#### [What you have to do]
Copy out the listing that follows, exactly, without its pictures.

:: Records shown

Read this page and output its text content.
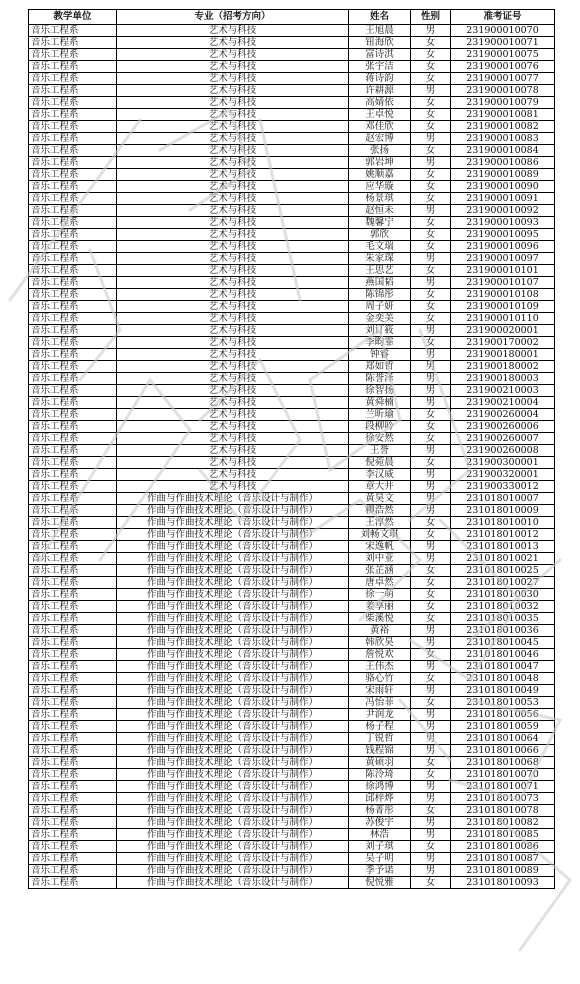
教学单位	专业（招考方向）	姓名	性别	准考证号
音乐工程系	艺术与科技	王旭晨	男	231900010070
音乐工程系	艺术与科技	钮海欣	女	231900010071
音乐工程系	艺术与科技	富诗淇	女	231900010075
音乐工程系	艺术与科技	张宇洁	女	231900010076
音乐工程系	艺术与科技	蒋诗韵	女	231900010077
音乐工程系	艺术与科技	许耕源	男	231900010078
音乐工程系	艺术与科技	高婧依	女	231900010079
音乐工程系	艺术与科技	王卓悦	女	231900010081
音乐工程系	艺术与科技	邓佳欣	女	231900010082
音乐工程系	艺术与科技	赵宏博	男	231900010083
音乐工程系	艺术与科技	张扬	女	231900010084
音乐工程系	艺术与科技	郭岩坤	男	231900010086
音乐工程系	艺术与科技	姚顺嘉	女	231900010089
音乐工程系	艺术与科技	应华璇	女	231900010090
音乐工程系	艺术与科技	杨景琪	女	231900010091
音乐工程系	艺术与科技	赵恒未	男	231900010092
音乐工程系	艺术与科技	魏馨宁	女	231900010093
音乐工程系	艺术与科技	郭欣	女	231900010095
音乐工程系	艺术与科技	毛文瑞	女	231900010096
音乐工程系	艺术与科技	朱家琛	男	231900010097
音乐工程系	艺术与科技	王思艺	女	231900010101
音乐工程系	艺术与科技	燕国韬	男	231900010107
音乐工程系	艺术与科技	陈锦彤	女	231900010108
音乐工程系	艺术与科技	周子妍	女	231900010109
音乐工程系	艺术与科技	金奕美	女	231900010110
音乐工程系	艺术与科技	刘订筱	男	231900020001
音乐工程系	艺术与科技	李畇霏	女	231900170002
音乐工程系	艺术与科技	钟睿	男	231900180001
音乐工程系	艺术与科技	郑如哲	男	231900180002
音乐工程系	艺术与科技	陈誉泽	男	231900180003
音乐工程系	艺术与科技	徐智扬	男	231900210003
音乐工程系	艺术与科技	黄舜楠	男	231900210004
音乐工程系	艺术与科技	兰昕瑜	女	231900260004
音乐工程系	艺术与科技	段柳吟	女	231900260006
音乐工程系	艺术与科技	徐安然	女	231900260007
音乐工程系	艺术与科技	王誉	男	231900260008
音乐工程系	艺术与科技	倪菀晨	女	231900300001
音乐工程系	艺术与科技	李汉威	男	231900320001
音乐工程系	艺术与科技	章大井	男	231900330012
音乐工程系	作曲与作曲技术理论（音乐设计与制作）	黄昊文	男	231018010007
音乐工程系	作曲与作曲技术理论（音乐设计与制作）	柳浩然	男	231018010009
音乐工程系	作曲与作曲技术理论（音乐设计与制作）	王淳然	女	231018010010
音乐工程系	作曲与作曲技术理论（音乐设计与制作）	刘畅文琪	女	231018010012
音乐工程系	作曲与作曲技术理论（音乐设计与制作）	宋逸帆	男	231018010013
音乐工程系	作曲与作曲技术理论（音乐设计与制作）	刘中亚	男	231018010021
音乐工程系	作曲与作曲技术理论（音乐设计与制作）	张芷涵	女	231018010025
音乐工程系	作曲与作曲技术理论（音乐设计与制作）	唐卓然	女	231018010027
音乐工程系	作曲与作曲技术理论（音乐设计与制作）	徐一萌	女	231018010030
音乐工程系	作曲与作曲技术理论（音乐设计与制作）	姜享丽	女	231018010032
音乐工程系	作曲与作曲技术理论（音乐设计与制作）	柴溪悦	女	231018010035
音乐工程系	作曲与作曲技术理论（音乐设计与制作）	黄裕	男	231018010036
音乐工程系	作曲与作曲技术理论（音乐设计与制作）	韩欣昊	男	231018010045
音乐工程系	作曲与作曲技术理论（音乐设计与制作）	詹悦欢	女	231018010046
音乐工程系	作曲与作曲技术理论（音乐设计与制作）	王伟杰	男	231018010047
音乐工程系	作曲与作曲技术理论（音乐设计与制作）	骆心竹	女	231018010048
音乐工程系	作曲与作曲技术理论（音乐设计与制作）	宋雨轩	男	231018010049
音乐工程系	作曲与作曲技术理论（音乐设计与制作）	冯怡菲	女	231018010053
音乐工程系	作曲与作曲技术理论（音乐设计与制作）	尹润龙	男	231018010056
音乐工程系	作曲与作曲技术理论（音乐设计与制作）	杨子程	男	231018010059
音乐工程系	作曲与作曲技术理论（音乐设计与制作）	丁锐哲	男	231018010064
音乐工程系	作曲与作曲技术理论（音乐设计与制作）	钱程锦	男	231018010066
音乐工程系	作曲与作曲技术理论（音乐设计与制作）	黄硕羽	女	231018010068
音乐工程系	作曲与作曲技术理论（音乐设计与制作）	陈泠琦	女	231018010070
音乐工程系	作曲与作曲技术理论（音乐设计与制作）	徐鸿博	男	231018010071
音乐工程系	作曲与作曲技术理论（音乐设计与制作）	邱梓烨	男	231018010073
音乐工程系	作曲与作曲技术理论（音乐设计与制作）	杨菁彤	女	231018010078
音乐工程系	作曲与作曲技术理论（音乐设计与制作）	苏俊宇	男	231018010082
音乐工程系	作曲与作曲技术理论（音乐设计与制作）	林浩	男	231018010085
音乐工程系	作曲与作曲技术理论（音乐设计与制作）	刘子琪	女	231018010086
音乐工程系	作曲与作曲技术理论（音乐设计与制作）	吴子明	男	231018010087
音乐工程系	作曲与作曲技术理论（音乐设计与制作）	季予诺	男	231018010089
音乐工程系	作曲与作曲技术理论（音乐设计与制作）	倪悦雅	女	231018010093
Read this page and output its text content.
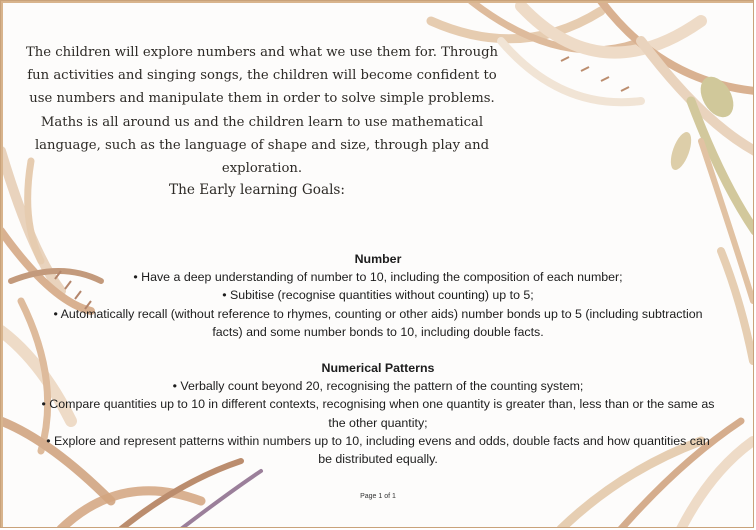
The children will explore numbers and what we use them for. Through fun activities and singing songs, the children will become confident to use numbers and manipulate them in order to solve simple problems. Maths is all around us and the children learn to use mathematical language, such as the language of shape and size, through play and exploration.

The Early learning Goals:

Number

• Have a deep understanding of number to 10, including the composition of each number;

• Subitise (recognise quantities without counting) up to 5;

• Automatically recall (without reference to rhymes, counting or other aids) number bonds up to 5 (including subtraction facts) and some number bonds to 10, including double facts.

Numerical Patterns

• Verbally count beyond 20, recognising the pattern of the counting system;

• Compare quantities up to 10 in different contexts, recognising when one quantity is greater than, less than or the same as the other quantity;

• Explore and represent patterns within numbers up to 10, including evens and odds, double facts and how quantities can be distributed equally.

Page 1 of 1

::::

#### [Output of the exercise]
Read this page and output its text content.
教学单位	专业（招考方向）	姓名	性别	准考证号
音乐工程系	艺术与科技	王旭晨	男	231900010070
音乐工程系	艺术与科技	钮海欣	女	231900010071
音乐工程系	艺术与科技	富诗淇	女	231900010075
音乐工程系	艺术与科技	张宇洁	女	231900010076
音乐工程系	艺术与科技	蒋诗韵	女	231900010077
音乐工程系	艺术与科技	许耕源	男	231900010078
音乐工程系	艺术与科技	高婧依	女	231900010079
音乐工程系	艺术与科技	王卓悦	女	231900010081
音乐工程系	艺术与科技	邓佳欣	女	231900010082
音乐工程系	艺术与科技	赵宏博	男	231900010083
音乐工程系	艺术与科技	张扬	女	231900010084
音乐工程系	艺术与科技	郭岩坤	男	231900010086
音乐工程系	艺术与科技	姚顺嘉	女	231900010089
音乐工程系	艺术与科技	应华璇	女	231900010090
音乐工程系	艺术与科技	杨景琪	女	231900010091
音乐工程系	艺术与科技	赵恒未	男	231900010092
音乐工程系	艺术与科技	魏馨宁	女	231900010093
音乐工程系	艺术与科技	郭欣	女	231900010095
音乐工程系	艺术与科技	毛文瑞	女	231900010096
音乐工程系	艺术与科技	朱家琛	男	231900010097
音乐工程系	艺术与科技	王思艺	女	231900010101
音乐工程系	艺术与科技	燕国韬	男	231900010107
音乐工程系	艺术与科技	陈锦彤	女	231900010108
音乐工程系	艺术与科技	周子妍	女	231900010109
音乐工程系	艺术与科技	金奕美	女	231900010110
音乐工程系	艺术与科技	刘订筱	男	231900020001
音乐工程系	艺术与科技	李畇霏	女	231900170002
音乐工程系	艺术与科技	钟睿	男	231900180001
音乐工程系	艺术与科技	郑如哲	男	231900180002
音乐工程系	艺术与科技	陈誉泽	男	231900180003
音乐工程系	艺术与科技	徐智扬	男	231900210003
音乐工程系	艺术与科技	黄舜楠	男	231900210004
音乐工程系	艺术与科技	兰昕瑜	女	231900260004
音乐工程系	艺术与科技	段柳吟	女	231900260006
音乐工程系	艺术与科技	徐安然	女	231900260007
音乐工程系	艺术与科技	王誉	男	231900260008
音乐工程系	艺术与科技	倪菀晨	女	231900300001
音乐工程系	艺术与科技	李汉威	男	231900320001
音乐工程系	艺术与科技	章大井	男	231900330012
音乐工程系	作曲与作曲技术理论（音乐设计与制作）	黄昊文	男	231018010007
音乐工程系	作曲与作曲技术理论（音乐设计与制作）	柳浩然	男	231018010009
音乐工程系	作曲与作曲技术理论（音乐设计与制作）	王淳然	女	231018010010
音乐工程系	作曲与作曲技术理论（音乐设计与制作）	刘畅文琪	女	231018010012
音乐工程系	作曲与作曲技术理论（音乐设计与制作）	宋逸帆	男	231018010013
音乐工程系	作曲与作曲技术理论（音乐设计与制作）	刘中亚	男	231018010021
音乐工程系	作曲与作曲技术理论（音乐设计与制作）	张芷涵	女	231018010025
音乐工程系	作曲与作曲技术理论（音乐设计与制作）	唐卓然	女	231018010027
音乐工程系	作曲与作曲技术理论（音乐设计与制作）	徐一萌	女	231018010030
音乐工程系	作曲与作曲技术理论（音乐设计与制作）	姜享丽	女	231018010032
音乐工程系	作曲与作曲技术理论（音乐设计与制作）	柴溪悦	女	231018010035
音乐工程系	作曲与作曲技术理论（音乐设计与制作）	黄裕	男	231018010036
音乐工程系	作曲与作曲技术理论（音乐设计与制作）	韩欣昊	男	231018010045
音乐工程系	作曲与作曲技术理论（音乐设计与制作）	詹悦欢	女	231018010046
音乐工程系	作曲与作曲技术理论（音乐设计与制作）	王伟杰	男	231018010047
音乐工程系	作曲与作曲技术理论（音乐设计与制作）	骆心竹	女	231018010048
音乐工程系	作曲与作曲技术理论（音乐设计与制作）	宋雨轩	男	231018010049
音乐工程系	作曲与作曲技术理论（音乐设计与制作）	冯怡菲	女	231018010053
音乐工程系	作曲与作曲技术理论（音乐设计与制作）	尹润龙	男	231018010056
音乐工程系	作曲与作曲技术理论（音乐设计与制作）	杨子程	男	231018010059
音乐工程系	作曲与作曲技术理论（音乐设计与制作）	丁锐哲	男	231018010064
音乐工程系	作曲与作曲技术理论（音乐设计与制作）	钱程锦	男	231018010066
音乐工程系	作曲与作曲技术理论（音乐设计与制作）	黄硕羽	女	231018010068
音乐工程系	作曲与作曲技术理论（音乐设计与制作）	陈泠琦	女	231018010070
音乐工程系	作曲与作曲技术理论（音乐设计与制作）	徐鸿博	男	231018010071
音乐工程系	作曲与作曲技术理论（音乐设计与制作）	邱梓烨	男	231018010073
音乐工程系	作曲与作曲技术理论（音乐设计与制作）	杨菁彤	女	231018010078
音乐工程系	作曲与作曲技术理论（音乐设计与制作）	苏俊宇	男	231018010082
音乐工程系	作曲与作曲技术理论（音乐设计与制作）	林浩	男	231018010085
音乐工程系	作曲与作曲技术理论（音乐设计与制作）	刘子琪	女	231018010086
音乐工程系	作曲与作曲技术理论（音乐设计与制作）	吴子明	男	231018010087
音乐工程系	作曲与作曲技术理论（音乐设计与制作）	季予诺	男	231018010089
音乐工程系	作曲与作曲技术理论（音乐设计与制作）	倪悦雅	女	231018010093
Read this page and output its text content.
The children will explore numbers and what we use them for. Through fun activities and singing songs, the children will become confident to use numbers and manipulate them in order to solve simple problems. Maths is all around us and the children learn to use mathematical language, such as the language of shape and size, through play and exploration.

The Early learning Goals:

Number

• Have a deep understanding of number to 10, including the composition of each number;

• Subitise (recognise quantities without counting) up to 5;

• Automatically recall (without reference to rhymes, counting or other aids) number bonds up to 5 (including subtraction facts) and some number bonds to 10, including double facts.

Numerical Patterns

• Verbally count beyond 20, recognising the pattern of the counting system;

• Compare quantities up to 10 in different contexts, recognising when one quantity is greater than, less than or the same as the other quantity;

• Explore and represent patterns within numbers up to 10, including evens and odds, double facts and how quantities can be distributed equally.

Page 1 of 1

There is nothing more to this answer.